### Instructions for the task:
Please restate the following records word for word.

╭──

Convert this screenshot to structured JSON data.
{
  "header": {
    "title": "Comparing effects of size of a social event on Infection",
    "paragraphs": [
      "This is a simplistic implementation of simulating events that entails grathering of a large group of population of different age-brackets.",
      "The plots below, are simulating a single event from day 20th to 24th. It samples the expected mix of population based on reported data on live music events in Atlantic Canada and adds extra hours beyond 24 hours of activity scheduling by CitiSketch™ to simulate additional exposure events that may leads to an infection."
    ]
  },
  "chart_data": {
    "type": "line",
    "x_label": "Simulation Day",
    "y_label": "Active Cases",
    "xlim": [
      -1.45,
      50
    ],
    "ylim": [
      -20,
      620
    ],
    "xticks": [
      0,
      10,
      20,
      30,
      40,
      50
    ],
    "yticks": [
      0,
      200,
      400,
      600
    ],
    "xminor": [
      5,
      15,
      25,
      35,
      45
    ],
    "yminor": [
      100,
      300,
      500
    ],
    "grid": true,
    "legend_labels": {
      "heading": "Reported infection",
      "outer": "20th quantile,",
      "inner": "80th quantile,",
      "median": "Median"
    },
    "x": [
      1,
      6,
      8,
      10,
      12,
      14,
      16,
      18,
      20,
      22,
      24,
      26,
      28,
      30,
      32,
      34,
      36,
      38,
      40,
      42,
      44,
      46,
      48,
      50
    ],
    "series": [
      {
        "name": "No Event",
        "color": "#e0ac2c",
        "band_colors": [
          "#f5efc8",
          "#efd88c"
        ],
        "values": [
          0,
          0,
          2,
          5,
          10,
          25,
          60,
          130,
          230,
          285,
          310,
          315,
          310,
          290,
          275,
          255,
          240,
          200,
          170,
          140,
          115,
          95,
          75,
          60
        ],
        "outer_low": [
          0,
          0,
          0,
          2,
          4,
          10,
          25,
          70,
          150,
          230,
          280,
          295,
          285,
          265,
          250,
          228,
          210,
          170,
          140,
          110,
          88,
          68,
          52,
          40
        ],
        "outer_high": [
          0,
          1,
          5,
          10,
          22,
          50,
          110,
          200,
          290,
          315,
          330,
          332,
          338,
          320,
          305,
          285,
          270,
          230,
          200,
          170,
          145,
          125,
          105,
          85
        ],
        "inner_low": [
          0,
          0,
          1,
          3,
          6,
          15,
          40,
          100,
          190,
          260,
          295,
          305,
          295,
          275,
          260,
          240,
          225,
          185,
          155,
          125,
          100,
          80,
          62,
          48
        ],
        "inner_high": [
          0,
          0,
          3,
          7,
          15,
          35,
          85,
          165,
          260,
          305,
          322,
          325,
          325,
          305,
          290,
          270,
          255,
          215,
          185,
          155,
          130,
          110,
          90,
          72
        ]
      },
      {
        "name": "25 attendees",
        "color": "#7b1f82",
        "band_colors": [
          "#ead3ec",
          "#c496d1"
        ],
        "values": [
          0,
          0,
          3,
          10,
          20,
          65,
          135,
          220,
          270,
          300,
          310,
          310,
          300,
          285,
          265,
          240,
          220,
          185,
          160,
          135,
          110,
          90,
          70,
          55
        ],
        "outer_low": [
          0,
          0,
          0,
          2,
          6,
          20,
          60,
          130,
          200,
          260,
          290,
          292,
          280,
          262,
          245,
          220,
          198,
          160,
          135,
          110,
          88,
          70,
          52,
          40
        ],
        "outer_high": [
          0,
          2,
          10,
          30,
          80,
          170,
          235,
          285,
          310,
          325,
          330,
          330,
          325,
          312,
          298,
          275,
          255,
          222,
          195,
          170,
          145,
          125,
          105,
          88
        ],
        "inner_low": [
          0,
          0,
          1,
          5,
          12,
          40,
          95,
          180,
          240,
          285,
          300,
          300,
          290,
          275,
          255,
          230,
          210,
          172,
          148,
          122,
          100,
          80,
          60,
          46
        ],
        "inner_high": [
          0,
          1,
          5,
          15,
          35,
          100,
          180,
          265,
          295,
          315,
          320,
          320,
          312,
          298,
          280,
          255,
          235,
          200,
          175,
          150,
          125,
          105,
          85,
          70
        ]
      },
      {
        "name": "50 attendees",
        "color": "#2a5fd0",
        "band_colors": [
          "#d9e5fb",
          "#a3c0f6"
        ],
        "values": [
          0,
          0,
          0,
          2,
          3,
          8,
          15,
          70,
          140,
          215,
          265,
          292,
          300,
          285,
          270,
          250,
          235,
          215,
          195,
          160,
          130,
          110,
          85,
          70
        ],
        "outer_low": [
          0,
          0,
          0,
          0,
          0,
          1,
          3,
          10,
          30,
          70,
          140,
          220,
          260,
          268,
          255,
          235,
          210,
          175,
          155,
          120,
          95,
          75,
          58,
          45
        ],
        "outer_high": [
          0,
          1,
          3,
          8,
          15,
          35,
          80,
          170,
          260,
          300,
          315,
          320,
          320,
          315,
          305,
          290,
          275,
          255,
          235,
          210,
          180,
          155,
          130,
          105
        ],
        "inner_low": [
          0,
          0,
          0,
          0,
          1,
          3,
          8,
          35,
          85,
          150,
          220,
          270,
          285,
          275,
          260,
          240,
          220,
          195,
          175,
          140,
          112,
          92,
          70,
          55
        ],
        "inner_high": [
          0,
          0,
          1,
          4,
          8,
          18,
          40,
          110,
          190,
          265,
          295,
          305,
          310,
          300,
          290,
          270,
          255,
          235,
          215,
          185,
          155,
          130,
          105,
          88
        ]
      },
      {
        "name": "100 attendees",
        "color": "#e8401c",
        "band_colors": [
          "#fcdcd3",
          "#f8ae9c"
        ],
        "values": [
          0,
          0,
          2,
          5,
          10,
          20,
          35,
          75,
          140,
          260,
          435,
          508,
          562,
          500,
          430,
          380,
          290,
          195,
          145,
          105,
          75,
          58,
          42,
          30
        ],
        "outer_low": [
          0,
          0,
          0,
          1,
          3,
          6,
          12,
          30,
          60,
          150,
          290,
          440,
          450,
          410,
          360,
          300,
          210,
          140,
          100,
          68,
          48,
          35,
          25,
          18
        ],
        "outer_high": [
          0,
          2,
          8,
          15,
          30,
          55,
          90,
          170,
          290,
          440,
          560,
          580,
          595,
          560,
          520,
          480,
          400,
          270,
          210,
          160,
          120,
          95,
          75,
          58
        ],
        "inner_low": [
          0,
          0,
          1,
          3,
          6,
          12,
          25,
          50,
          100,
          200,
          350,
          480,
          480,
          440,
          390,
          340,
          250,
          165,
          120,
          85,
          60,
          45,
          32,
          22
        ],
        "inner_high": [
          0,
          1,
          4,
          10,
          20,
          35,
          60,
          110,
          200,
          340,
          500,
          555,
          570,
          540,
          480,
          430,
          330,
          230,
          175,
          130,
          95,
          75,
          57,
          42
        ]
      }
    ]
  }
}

╰──

### Final result:
Convert this screenshot to structured JSON data.
{
  "header": {
    "title": "Comparing effects of size of a social event on Infection",
    "paragraphs": [
      "This is a simplistic implementation of simulating events that entails grathering of a large group of population of different age-brackets.",
      "The plots below, are simulating a single event from day 20th to 24th. It samples the expected mix of population based on reported data on live music events in Atlantic Canada and adds extra hours beyond 24 hours of activity scheduling by CitiSketch™ to simulate additional exposure events that may leads to an infection."
    ]
  },
  "chart_data": {
    "type": "line",
    "x_label": "Simulation Day",
    "y_label": "Active Cases",
    "xlim": [
      -1.45,
      50
    ],
    "ylim": [
      -20,
      620
    ],
    "xticks": [
      0,
      10,
      20,
      30,
      40,
      50
    ],
    "yticks": [
      0,
      200,
      400,
      600
    ],
    "xminor": [
      5,
      15,
      25,
      35,
      45
    ],
    "yminor": [
      100,
      300,
      500
    ],
    "grid": true,
    "legend_labels": {
      "heading": "Reported infection",
      "outer": "20th quantile,",
      "inner": "80th quantile,",
      "median": "Median"
    },
    "x": [
      1,
      6,
      8,
      10,
      12,
      14,
      16,
      18,
      20,
      22,
      24,
      26,
      28,
      30,
      32,
      34,
      36,
      38,
      40,
      42,
      44,
      46,
      48,
      50
    ],
    "series": [
      {
        "name": "No Event",
        "color": "#e0ac2c",
        "band_colors": [
          "#f5efc8",
          "#efd88c"
        ],
        "values": [
          0,
          0,
          2,
          5,
          10,
          25,
          60,
          130,
          230,
          285,
          310,
          315,
          310,
          290,
          275,
          255,
          240,
          200,
          170,
          140,
          115,
          95,
          75,
          60
        ],
        "outer_low": [
          0,
          0,
          0,
          2,
          4,
          10,
          25,
          70,
          150,
          230,
          280,
          295,
          285,
          265,
          250,
          228,
          210,
          170,
          140,
          110,
          88,
          68,
          52,
          40
        ],
        "outer_high": [
          0,
          1,
          5,
          10,
          22,
          50,
          110,
          200,
          290,
          315,
          330,
          332,
          338,
          320,
          305,
          285,
          270,
          230,
          200,
          170,
          145,
          125,
          105,
          85
        ],
        "inner_low": [
          0,
          0,
          1,
          3,
          6,
          15,
          40,
          100,
          190,
          260,
          295,
          305,
          295,
          275,
          260,
          240,
          225,
          185,
          155,
          125,
          100,
          80,
          62,
          48
        ],
        "inner_high": [
          0,
          0,
          3,
          7,
          15,
          35,
          85,
          165,
          260,
          305,
          322,
          325,
          325,
          305,
          290,
          270,
          255,
          215,
          185,
          155,
          130,
          110,
          90,
          72
        ]
      },
      {
        "name": "25 attendees",
        "color": "#7b1f82",
        "band_colors": [
          "#ead3ec",
          "#c496d1"
        ],
        "values": [
          0,
          0,
          3,
          10,
          20,
          65,
          135,
          220,
          270,
          300,
          310,
          310,
          300,
          285,
          265,
          240,
          220,
          185,
          160,
          135,
          110,
          90,
          70,
          55
        ],
        "outer_low": [
          0,
          0,
          0,
          2,
          6,
          20,
          60,
          130,
          200,
          260,
          290,
          292,
          280,
          262,
          245,
          220,
          198,
          160,
          135,
          110,
          88,
          70,
          52,
          40
        ],
        "outer_high": [
          0,
          2,
          10,
          30,
          80,
          170,
          235,
          285,
          310,
          325,
          330,
          330,
          325,
          312,
          298,
          275,
          255,
          222,
          195,
          170,
          145,
          125,
          105,
          88
        ],
        "inner_low": [
          0,
          0,
          1,
          5,
          12,
          40,
          95,
          180,
          240,
          285,
          300,
          300,
          290,
          275,
          255,
          230,
          210,
          172,
          148,
          122,
          100,
          80,
          60,
          46
        ],
        "inner_high": [
          0,
          1,
          5,
          15,
          35,
          100,
          180,
          265,
          295,
          315,
          320,
          320,
          312,
          298,
          280,
          255,
          235,
          200,
          175,
          150,
          125,
          105,
          85,
          70
        ]
      },
      {
        "name": "50 attendees",
        "color": "#2a5fd0",
        "band_colors": [
          "#d9e5fb",
          "#a3c0f6"
        ],
        "values": [
          0,
          0,
          0,
          2,
          3,
          8,
          15,
          70,
          140,
          215,
          265,
          292,
          300,
          285,
          270,
          250,
          235,
          215,
          195,
          160,
          130,
          110,
          85,
          70
        ],
        "outer_low": [
          0,
          0,
          0,
          0,
          0,
          1,
          3,
          10,
          30,
          70,
          140,
          220,
          260,
          268,
          255,
          235,
          210,
          175,
          155,
          120,
          95,
          75,
          58,
          45
        ],
        "outer_high": [
          0,
          1,
          3,
          8,
          15,
          35,
          80,
          170,
          260,
          300,
          315,
          320,
          320,
          315,
          305,
          290,
          275,
          255,
          235,
          210,
          180,
          155,
          130,
          105
        ],
        "inner_low": [
          0,
          0,
          0,
          0,
          1,
          3,
          8,
          35,
          85,
          150,
          220,
          270,
          285,
          275,
          260,
          240,
          220,
          195,
          175,
          140,
          112,
          92,
          70,
          55
        ],
        "inner_high": [
          0,
          0,
          1,
          4,
          8,
          18,
          40,
          110,
          190,
          265,
          295,
          305,
          310,
          300,
          290,
          270,
          255,
          235,
          215,
          185,
          155,
          130,
          105,
          88
        ]
      },
      {
        "name": "100 attendees",
        "color": "#e8401c",
        "band_colors": [
          "#fcdcd3",
          "#f8ae9c"
        ],
        "values": [
          0,
          0,
          2,
          5,
          10,
          20,
          35,
          75,
          140,
          260,
          435,
          508,
          562,
          500,
          430,
          380,
          290,
          195,
          145,
          105,
          75,
          58,
          42,
          30
        ],
        "outer_low": [
          0,
          0,
          0,
          1,
          3,
          6,
          12,
          30,
          60,
          150,
          290,
          440,
          450,
          410,
          360,
          300,
          210,
          140,
          100,
          68,
          48,
          35,
          25,
          18
        ],
        "outer_high": [
          0,
          2,
          8,
          15,
          30,
          55,
          90,
          170,
          290,
          440,
          560,
          580,
          595,
          560,
          520,
          480,
          400,
          270,
          210,
          160,
          120,
          95,
          75,
          58
        ],
        "inner_low": [
          0,
          0,
          1,
          3,
          6,
          12,
          25,
          50,
          100,
          200,
          350,
          480,
          480,
          440,
          390,
          340,
          250,
          165,
          120,
          85,
          60,
          45,
          32,
          22
        ],
        "inner_high": [
          0,
          1,
          4,
          10,
          20,
          35,
          60,
          110,
          200,
          340,
          500,
          555,
          570,
          540,
          480,
          430,
          330,
          230,
          175,
          130,
          95,
          75,
          57,
          42
        ]
      }
    ]
  }
}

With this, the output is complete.